Written problem: Each record below should be output verbatim, without pictures.

Record list:
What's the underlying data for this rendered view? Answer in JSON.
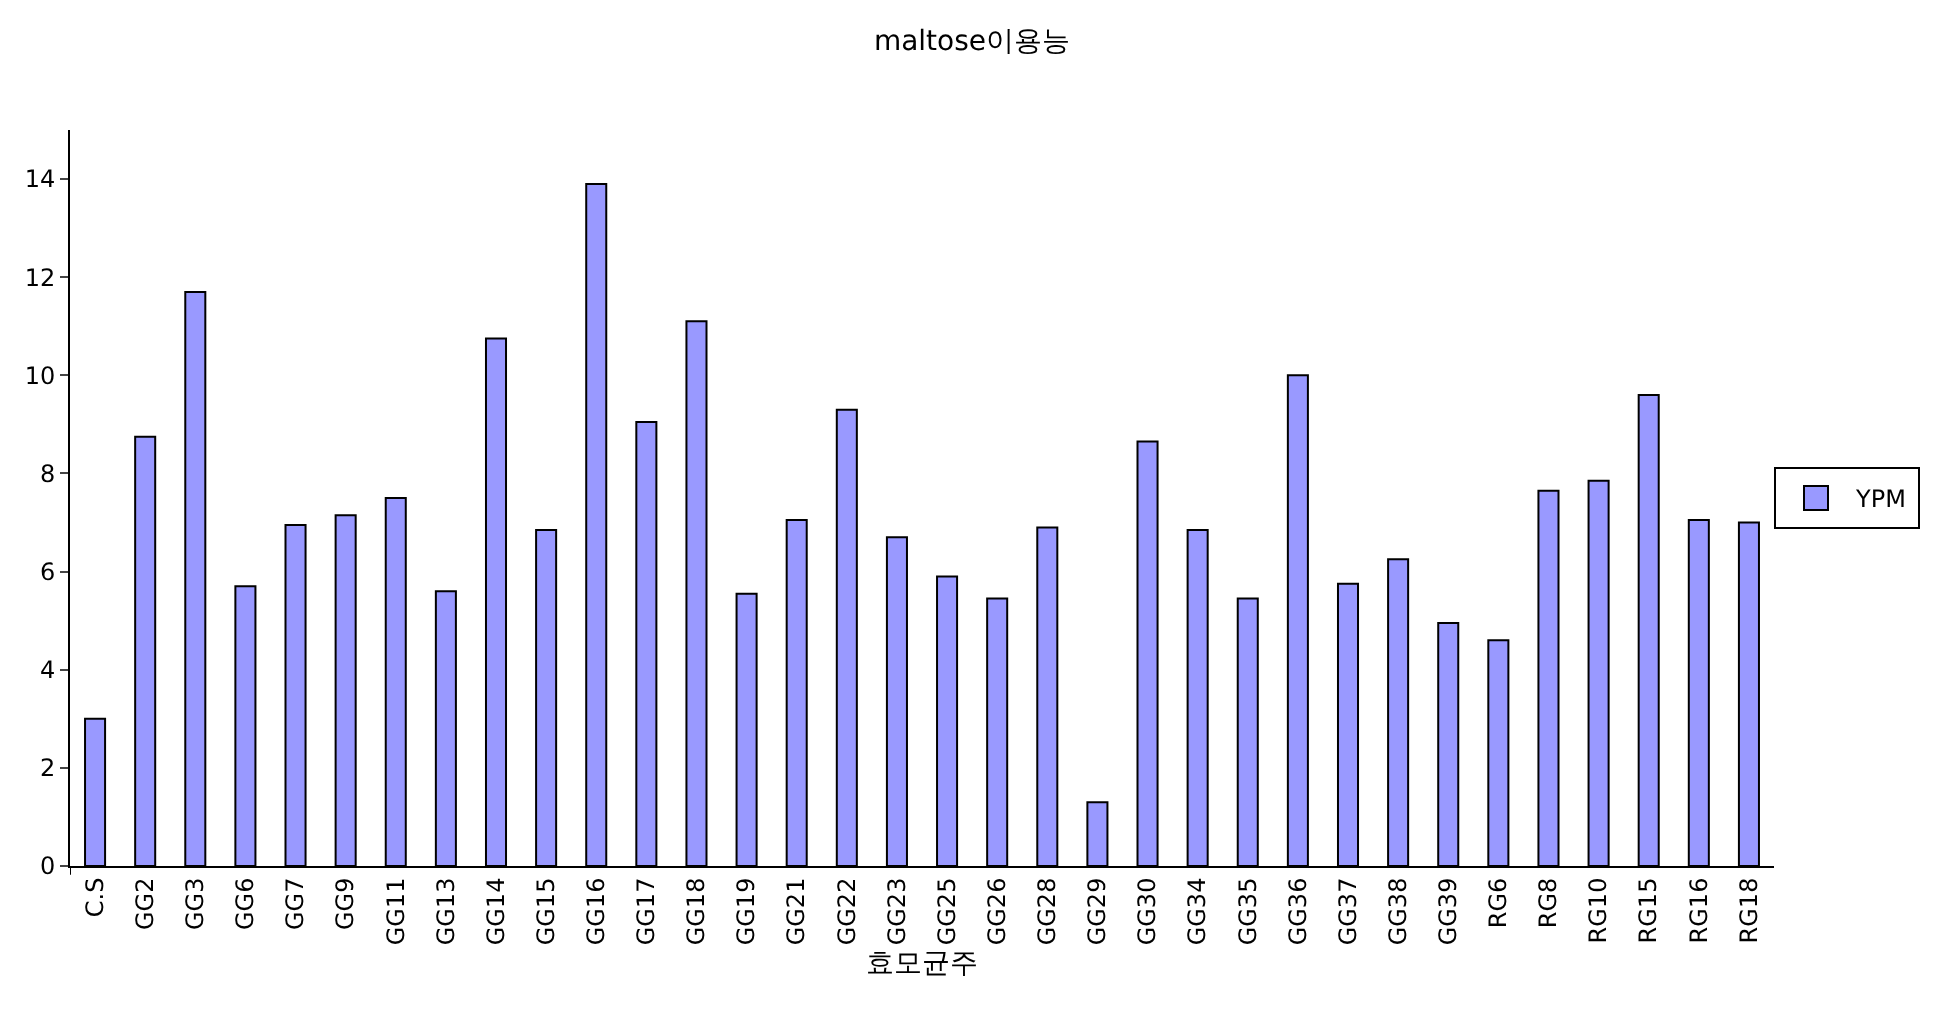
{
  "chart_data": {
    "type": "bar",
    "title": "maltose이용능",
    "xlabel": "효모균주",
    "categories": [
      "C.S",
      "GG2",
      "GG3",
      "GG6",
      "GG7",
      "GG9",
      "GG11",
      "GG13",
      "GG14",
      "GG15",
      "GG16",
      "GG17",
      "GG18",
      "GG19",
      "GG21",
      "GG22",
      "GG23",
      "GG25",
      "GG26",
      "GG28",
      "GG29",
      "GG30",
      "GG34",
      "GG35",
      "GG36",
      "GG37",
      "GG38",
      "GG39",
      "RG6",
      "RG8",
      "RG10",
      "RG15",
      "RG16",
      "RG18"
    ],
    "series": [
      {
        "name": "YPM",
        "color": "#9999ff",
        "values": [
          3.0,
          8.75,
          11.7,
          5.7,
          6.95,
          7.15,
          7.5,
          5.6,
          10.75,
          6.85,
          13.9,
          9.05,
          11.1,
          5.55,
          7.05,
          9.3,
          6.7,
          5.9,
          5.45,
          6.9,
          1.3,
          8.65,
          6.85,
          5.45,
          10.0,
          5.75,
          6.25,
          4.95,
          4.6,
          7.65,
          7.85,
          9.6,
          7.05,
          7.0
        ]
      }
    ],
    "ylim": [
      0,
      15
    ],
    "yticks": [
      0,
      2,
      4,
      6,
      8,
      10,
      12,
      14
    ],
    "grid": false,
    "legend": "right"
  }
}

Output of the exercise:
What's the underlying data for this rendered view? Answer in JSON.
{
  "chart_data": {
    "type": "bar",
    "title": "maltose이용능",
    "xlabel": "효모균주",
    "categories": [
      "C.S",
      "GG2",
      "GG3",
      "GG6",
      "GG7",
      "GG9",
      "GG11",
      "GG13",
      "GG14",
      "GG15",
      "GG16",
      "GG17",
      "GG18",
      "GG19",
      "GG21",
      "GG22",
      "GG23",
      "GG25",
      "GG26",
      "GG28",
      "GG29",
      "GG30",
      "GG34",
      "GG35",
      "GG36",
      "GG37",
      "GG38",
      "GG39",
      "RG6",
      "RG8",
      "RG10",
      "RG15",
      "RG16",
      "RG18"
    ],
    "series": [
      {
        "name": "YPM",
        "color": "#9999ff",
        "values": [
          3.0,
          8.75,
          11.7,
          5.7,
          6.95,
          7.15,
          7.5,
          5.6,
          10.75,
          6.85,
          13.9,
          9.05,
          11.1,
          5.55,
          7.05,
          9.3,
          6.7,
          5.9,
          5.45,
          6.9,
          1.3,
          8.65,
          6.85,
          5.45,
          10.0,
          5.75,
          6.25,
          4.95,
          4.6,
          7.65,
          7.85,
          9.6,
          7.05,
          7.0
        ]
      }
    ],
    "ylim": [
      0,
      15
    ],
    "yticks": [
      0,
      2,
      4,
      6,
      8,
      10,
      12,
      14
    ],
    "grid": false,
    "legend": "right"
  }
}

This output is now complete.